• The problem: Copy out all the entries exactly.

[Data records]
+-------+

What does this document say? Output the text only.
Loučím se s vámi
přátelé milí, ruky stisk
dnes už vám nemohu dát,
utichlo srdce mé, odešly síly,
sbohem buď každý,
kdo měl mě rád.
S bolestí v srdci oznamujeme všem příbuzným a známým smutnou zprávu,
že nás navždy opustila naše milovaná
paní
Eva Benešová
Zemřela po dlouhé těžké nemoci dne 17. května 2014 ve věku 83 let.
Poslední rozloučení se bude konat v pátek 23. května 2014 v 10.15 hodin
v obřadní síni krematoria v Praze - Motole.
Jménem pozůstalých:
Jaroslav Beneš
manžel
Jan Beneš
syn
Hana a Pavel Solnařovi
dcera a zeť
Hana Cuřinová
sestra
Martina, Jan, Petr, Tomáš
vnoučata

+-------+

• Task output:
What does this document say? Output the text only.
Loučím se s vámi
přátelé milí, ruky stisk
dnes už vám nemohu dát,
utichlo srdce mé, odešly síly,
sbohem buď každý,
kdo měl mě rád.
S bolestí v srdci oznamujeme všem příbuzným a známým smutnou zprávu,
že nás navždy opustila naše milovaná
paní
Eva Benešová
Zemřela po dlouhé těžké nemoci dne 17. května 2014 ve věku 83 let.
Poslední rozloučení se bude konat v pátek 23. května 2014 v 10.15 hodin
v obřadní síni krematoria v Praze - Motole.
Jménem pozůstalých:
Jaroslav Beneš
manžel
Jan Beneš
syn
Hana a Pavel Solnařovi
dcera a zeť
Hana Cuřinová
sestra
Martina, Jan, Petr, Tomáš
vnoučata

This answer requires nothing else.